**** DATA EXTRACT
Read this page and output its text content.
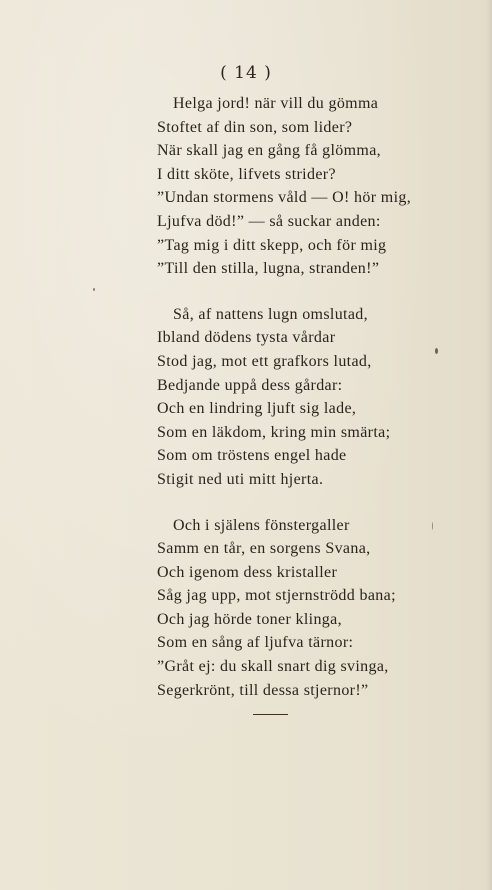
( 14 )
Helga jord! när vill du gömma
Stoftet af din son, som lider?
När skall jag en gång få glömma,
I ditt sköte, lifvets strider?
”Undan stormens våld — O! hör mig,
Ljufva död!” — så suckar anden:
”Tag mig i ditt skepp, och för mig
”Till den stilla, lugna, stranden!”
Så, af nattens lugn omslutad,
Ibland dödens tysta vårdar
Stod jag, mot ett grafkors lutad,
Bedjande uppå dess gårdar:
Och en lindring ljuft sig lade,
Som en läkdom, kring min smärta;
Som om tröstens engel hade
Stigit ned uti mitt hjerta.
Och i själens fönstergaller
Samm en tår, en sorgens Svana,
Och igenom dess kristaller
Såg jag upp, mot stjernströdd bana;
Och jag hörde toner klinga,
Som en sång af ljufva tärnor:
”Gråt ej: du skall snart dig svinga,
Segerkrönt, till dessa stjernor!”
********
[WHAT THIS TASK INVOLVES]:
Lines holding "ditt" in the data above: copy each of them.

[WRITTEN REPLY]:
I ditt sköte, lifvets strider?
”Tag mig i ditt skepp, och för mig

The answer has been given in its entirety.